Copy out every one of the lines below without changing anything, and leave the pictures out of your answer.

── Data extract ──

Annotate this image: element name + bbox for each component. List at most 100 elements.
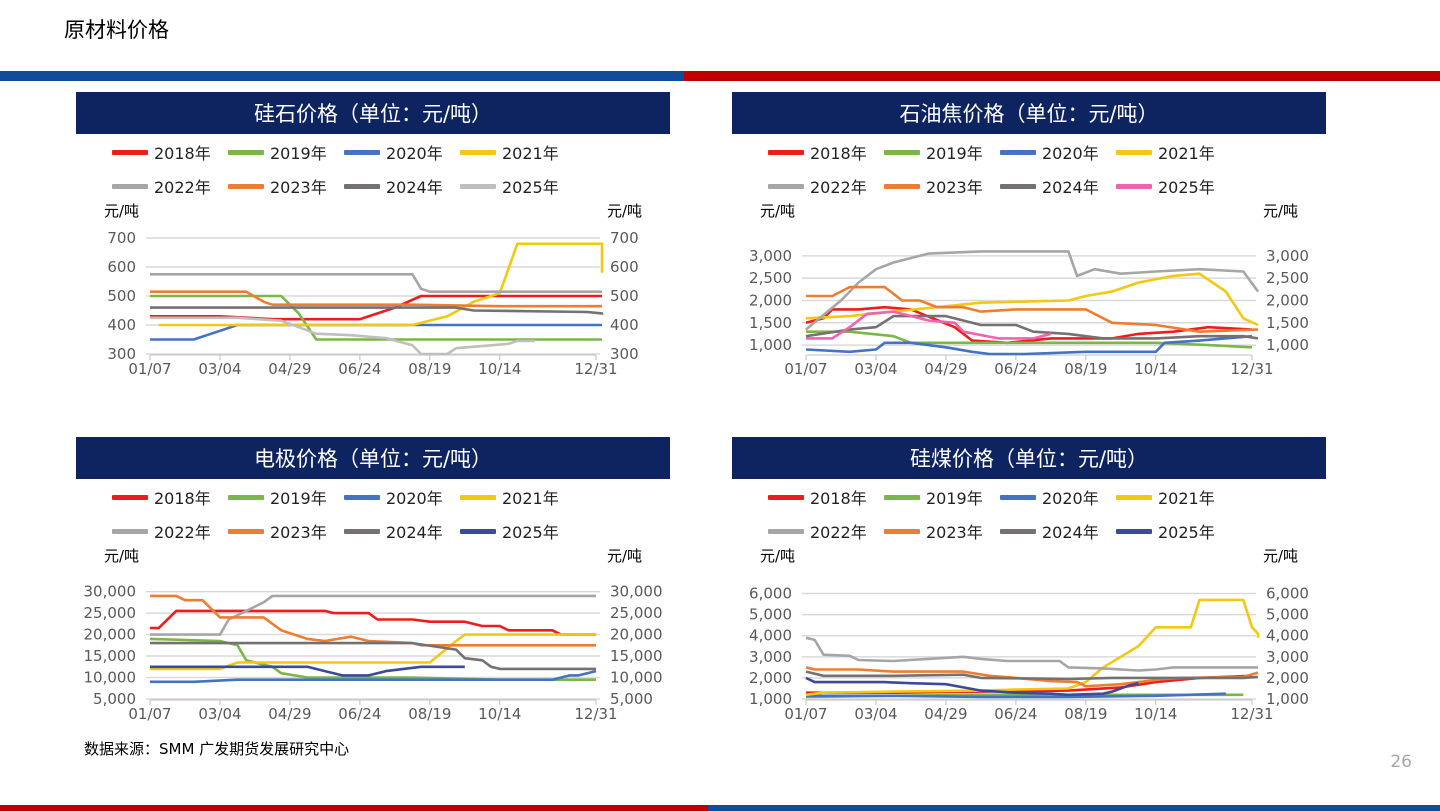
y-tick-label-left: 30,000 bbox=[84, 583, 137, 601]
legend-item: 2018年 bbox=[768, 138, 884, 166]
y-tick-label-left: 500 bbox=[107, 287, 136, 305]
legend-label: 2020年 bbox=[1042, 144, 1099, 163]
x-tick-label: 03/04 bbox=[198, 360, 241, 378]
x-tick-label: 06/24 bbox=[994, 705, 1037, 723]
y-tick-label-right: 3,000 bbox=[1266, 648, 1309, 666]
legend-swatch bbox=[460, 528, 496, 534]
series-line bbox=[805, 676, 1139, 697]
x-tick-label: 12/31 bbox=[574, 705, 617, 723]
header-rule-blue bbox=[0, 71, 684, 81]
x-tick-label: 06/24 bbox=[338, 360, 381, 378]
y-axis-unit-left: 元/吨 bbox=[760, 547, 795, 565]
y-tick-label-left: 400 bbox=[107, 316, 136, 334]
series-line bbox=[806, 310, 1052, 340]
legend-item: 2021年 bbox=[460, 138, 576, 166]
x-tick-label: 06/24 bbox=[994, 360, 1037, 378]
y-tick-label-right: 10,000 bbox=[610, 669, 663, 687]
chart-legend: 2018年 2019年 2020年 2021年 2022年 2023年 2024年 2025年 bbox=[768, 483, 1308, 545]
legend-label: 2019年 bbox=[270, 489, 327, 508]
x-tick-label: 04/29 bbox=[924, 360, 967, 378]
x-tick-label: 04/29 bbox=[924, 705, 967, 723]
y-axis-unit-left: 元/吨 bbox=[104, 547, 139, 565]
legend-label: 2021年 bbox=[1158, 489, 1215, 508]
legend-swatch bbox=[228, 183, 264, 189]
series-line bbox=[150, 665, 465, 677]
series-line bbox=[805, 334, 1253, 356]
y-tick-label-right: 25,000 bbox=[610, 604, 663, 622]
series-line bbox=[805, 598, 1260, 697]
legend-label: 2023年 bbox=[926, 523, 983, 542]
data-source-note: 数据来源：SMM 广发期货发展研究中心 bbox=[84, 740, 350, 758]
series-line bbox=[805, 250, 1260, 331]
series-line bbox=[150, 594, 596, 647]
legend-label: 2025年 bbox=[1158, 178, 1215, 197]
series-line bbox=[150, 641, 596, 671]
x-tick-label: 03/04 bbox=[198, 705, 241, 723]
y-tick-label-left: 2,000 bbox=[749, 291, 792, 309]
chart-title: 硅石价格（单位：元/吨） bbox=[76, 92, 670, 134]
legend-item: 2018年 bbox=[768, 483, 884, 511]
y-tick-label-left: 2,000 bbox=[749, 669, 792, 687]
y-tick-label-right: 6,000 bbox=[1266, 585, 1309, 603]
legend-label: 2023年 bbox=[926, 178, 983, 197]
legend-item: 2021年 bbox=[460, 483, 576, 511]
legend-label: 2022年 bbox=[154, 523, 211, 542]
legend-item: 2021年 bbox=[1116, 483, 1232, 511]
legend-swatch bbox=[228, 149, 264, 155]
y-tick-label-right: 400 bbox=[610, 316, 639, 334]
y-tick-label-left: 3,000 bbox=[749, 247, 792, 265]
series-line bbox=[150, 316, 535, 356]
legend-label: 2025年 bbox=[502, 178, 559, 197]
y-axis-unit-right: 元/吨 bbox=[1263, 202, 1298, 220]
legend-swatch bbox=[228, 494, 264, 500]
chart-plot: 元/吨 元/吨 1,000 1,000 2,000 2,000 3,000 3,000 4,00… bbox=[749, 547, 1309, 723]
x-tick-label: 04/29 bbox=[268, 360, 311, 378]
legend-label: 2019年 bbox=[926, 144, 983, 163]
y-tick-label-right: 1,500 bbox=[1266, 314, 1309, 332]
legend-label: 2022年 bbox=[154, 178, 211, 197]
y-tick-label-left: 1,000 bbox=[749, 336, 792, 354]
series-line bbox=[150, 294, 602, 341]
legend-swatch bbox=[1116, 528, 1152, 534]
legend-swatch bbox=[112, 149, 148, 155]
series-line bbox=[805, 272, 1259, 327]
y-tick-label-right: 15,000 bbox=[610, 647, 663, 665]
y-axis-unit-left: 元/吨 bbox=[104, 202, 139, 220]
legend-swatch bbox=[1000, 528, 1036, 534]
x-tick-label: 08/19 bbox=[1064, 360, 1107, 378]
y-tick-label-right: 700 bbox=[610, 229, 639, 247]
y-tick-label-left: 5,000 bbox=[93, 690, 136, 708]
legend-item: 2019年 bbox=[228, 483, 344, 511]
legend-swatch bbox=[1116, 149, 1152, 155]
legend-item: 2023年 bbox=[228, 172, 344, 200]
legend-item: 2024年 bbox=[1000, 517, 1116, 545]
y-tick-label-left: 5,000 bbox=[749, 606, 792, 624]
series-line bbox=[150, 609, 596, 636]
legend-label: 2018年 bbox=[154, 489, 211, 508]
footer-rule-blue bbox=[708, 805, 1440, 811]
x-tick-label: 10/14 bbox=[1134, 705, 1177, 723]
chart-panel-petroleum-coke: 石油焦价格（单位：元/吨） 2018年 2019年 2020年 2021年 2022年 2… bbox=[732, 92, 1326, 392]
legend-item: 2023年 bbox=[228, 517, 344, 545]
legend-item: 2022年 bbox=[768, 517, 884, 545]
y-tick-label-left: 700 bbox=[107, 229, 136, 247]
legend-item: 2022年 bbox=[112, 172, 228, 200]
page-number: 26 bbox=[1390, 752, 1412, 772]
legend-label: 2025年 bbox=[1158, 523, 1215, 542]
y-tick-label-right: 4,000 bbox=[1266, 627, 1309, 645]
series-line bbox=[806, 692, 1226, 699]
legend-item: 2020年 bbox=[344, 483, 460, 511]
x-tick-label: 06/24 bbox=[338, 705, 381, 723]
y-tick-label-right: 2,000 bbox=[1266, 291, 1309, 309]
legend-swatch bbox=[112, 494, 148, 500]
legend-item: 2023年 bbox=[884, 517, 1000, 545]
legend-swatch bbox=[768, 528, 804, 534]
legend-swatch bbox=[460, 183, 496, 189]
legend-label: 2024年 bbox=[386, 178, 443, 197]
x-tick-label: 12/31 bbox=[574, 360, 617, 378]
x-tick-label: 01/07 bbox=[128, 360, 171, 378]
legend-swatch bbox=[1000, 183, 1036, 189]
legend-swatch bbox=[460, 149, 496, 155]
x-tick-label: 08/19 bbox=[408, 705, 451, 723]
y-tick-label-right: 600 bbox=[610, 258, 639, 276]
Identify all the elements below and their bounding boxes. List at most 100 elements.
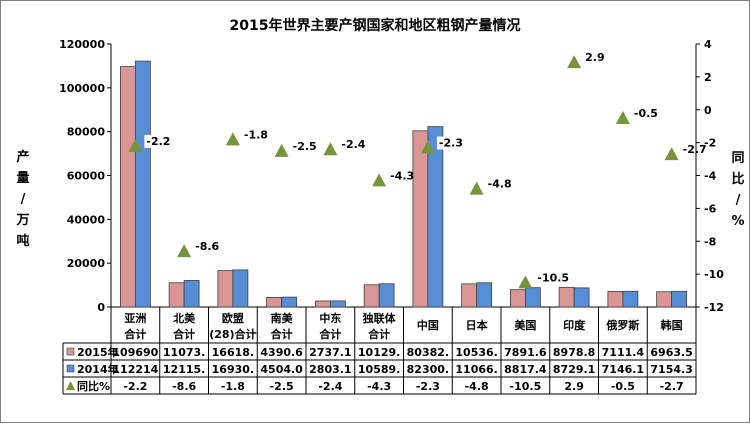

───

### In response
Annotate this image: element name + bbox for each component. List at most 100 elements.
y-tick-label-left: 30,000 bbox=[84, 583, 137, 601]
legend-item: 2018年 bbox=[768, 138, 884, 166]
y-tick-label-left: 500 bbox=[107, 287, 136, 305]
legend-label: 2020年 bbox=[1042, 144, 1099, 163]
x-tick-label: 03/04 bbox=[198, 360, 241, 378]
x-tick-label: 06/24 bbox=[994, 705, 1037, 723]
y-tick-label-right: 3,000 bbox=[1266, 648, 1309, 666]
legend-swatch bbox=[460, 528, 496, 534]
series-line bbox=[805, 676, 1139, 697]
x-tick-label: 12/31 bbox=[574, 705, 617, 723]
header-rule-blue bbox=[0, 71, 684, 81]
x-tick-label: 06/24 bbox=[338, 360, 381, 378]
y-axis-unit-left: 元/吨 bbox=[760, 547, 795, 565]
y-tick-label-left: 400 bbox=[107, 316, 136, 334]
series-line bbox=[806, 310, 1052, 340]
legend-item: 2021年 bbox=[460, 138, 576, 166]
x-tick-label: 06/24 bbox=[994, 360, 1037, 378]
y-tick-label-right: 10,000 bbox=[610, 669, 663, 687]
chart-legend: 2018年 2019年 2020年 2021年 2022年 2023年 2024年 2025年 bbox=[768, 483, 1308, 545]
legend-label: 2019年 bbox=[270, 489, 327, 508]
x-tick-label: 04/29 bbox=[924, 360, 967, 378]
x-tick-label: 04/29 bbox=[924, 705, 967, 723]
y-axis-unit-left: 元/吨 bbox=[104, 547, 139, 565]
legend-label: 2021年 bbox=[1158, 489, 1215, 508]
legend-swatch bbox=[228, 183, 264, 189]
series-line bbox=[150, 665, 465, 677]
series-line bbox=[805, 334, 1253, 356]
y-tick-label-right: 25,000 bbox=[610, 604, 663, 622]
series-line bbox=[805, 598, 1260, 697]
legend-label: 2023年 bbox=[926, 523, 983, 542]
data-source-note: 数据来源：SMM 广发期货发展研究中心 bbox=[84, 740, 350, 758]
series-line bbox=[805, 250, 1260, 331]
series-line bbox=[150, 594, 596, 647]
legend-label: 2025年 bbox=[1158, 178, 1215, 197]
series-line bbox=[150, 641, 596, 671]
x-tick-label: 03/04 bbox=[198, 705, 241, 723]
y-tick-label-left: 2,000 bbox=[749, 291, 792, 309]
chart-title: 硅石价格（单位：元/吨） bbox=[76, 92, 670, 134]
legend-item: 2018年 bbox=[768, 483, 884, 511]
y-tick-label-left: 2,000 bbox=[749, 669, 792, 687]
y-tick-label-right: 6,000 bbox=[1266, 585, 1309, 603]
legend-label: 2023年 bbox=[926, 178, 983, 197]
legend-item: 2021年 bbox=[460, 483, 576, 511]
legend-label: 2022年 bbox=[154, 523, 211, 542]
legend-item: 2021年 bbox=[1116, 483, 1232, 511]
legend-swatch bbox=[228, 149, 264, 155]
y-tick-label-right: 400 bbox=[610, 316, 639, 334]
y-tick-label-left: 3,000 bbox=[749, 247, 792, 265]
series-line bbox=[150, 316, 535, 356]
legend-label: 2025年 bbox=[502, 178, 559, 197]
y-axis-unit-right: 元/吨 bbox=[1263, 202, 1298, 220]
legend-swatch bbox=[228, 494, 264, 500]
chart-plot: 元/吨 元/吨 1,000 1,000 2,000 2,000 3,000 3,000 4,00… bbox=[749, 547, 1309, 723]
x-tick-label: 04/29 bbox=[268, 360, 311, 378]
legend-label: 2019年 bbox=[926, 144, 983, 163]
y-tick-label-right: 1,500 bbox=[1266, 314, 1309, 332]
legend-label: 2022年 bbox=[154, 178, 211, 197]
y-tick-label-left: 1,000 bbox=[749, 336, 792, 354]
series-line bbox=[150, 294, 602, 341]
legend-swatch bbox=[1116, 528, 1152, 534]
legend-swatch bbox=[112, 149, 148, 155]
series-line bbox=[805, 272, 1259, 327]
y-tick-label-right: 15,000 bbox=[610, 647, 663, 665]
y-axis-unit-left: 元/吨 bbox=[104, 202, 139, 220]
legend-swatch bbox=[1000, 528, 1036, 534]
x-tick-label: 08/19 bbox=[1064, 360, 1107, 378]
y-tick-label-right: 700 bbox=[610, 229, 639, 247]
y-tick-label-left: 5,000 bbox=[93, 690, 136, 708]
legend-item: 2019年 bbox=[228, 483, 344, 511]
legend-swatch bbox=[1116, 149, 1152, 155]
legend-item: 2023年 bbox=[228, 172, 344, 200]
legend-item: 2024年 bbox=[1000, 517, 1116, 545]
y-tick-label-left: 5,000 bbox=[749, 606, 792, 624]
series-line bbox=[150, 609, 596, 636]
legend-label: 2018年 bbox=[154, 489, 211, 508]
footer-rule-blue bbox=[708, 805, 1440, 811]
x-tick-label: 10/14 bbox=[1134, 705, 1177, 723]
chart-panel-petroleum-coke: 石油焦价格（单位：元/吨） 2018年 2019年 2020年 2021年 2022年 2… bbox=[732, 92, 1326, 392]
legend-item: 2023年 bbox=[228, 517, 344, 545]
legend-item: 2022年 bbox=[768, 517, 884, 545]
y-tick-label-left: 700 bbox=[107, 229, 136, 247]
legend-item: 2022年 bbox=[112, 172, 228, 200]
page-number: 26 bbox=[1390, 752, 1412, 772]
legend-label: 2025年 bbox=[1158, 523, 1215, 542]
y-tick-label-right: 4,000 bbox=[1266, 627, 1309, 645]
series-line bbox=[806, 692, 1226, 699]
legend-item: 2020年 bbox=[344, 483, 460, 511]
x-tick-label: 06/24 bbox=[338, 705, 381, 723]
y-tick-label-right: 2,000 bbox=[1266, 291, 1309, 309]
legend-swatch bbox=[112, 494, 148, 500]
legend-item: 2023年 bbox=[884, 517, 1000, 545]
legend-swatch bbox=[768, 528, 804, 534]
legend-swatch bbox=[460, 183, 496, 189]
legend-label: 2024年 bbox=[386, 178, 443, 197]
x-tick-label: 12/31 bbox=[574, 360, 617, 378]
x-tick-label: 01/07 bbox=[128, 360, 171, 378]
legend-swatch bbox=[1000, 183, 1036, 189]
legend-swatch bbox=[460, 149, 496, 155]
x-tick-label: 08/19 bbox=[408, 705, 451, 723]
y-tick-label-right: 600 bbox=[610, 258, 639, 276]
Identify all the elements below and their bounding boxes. List at most 100 elements.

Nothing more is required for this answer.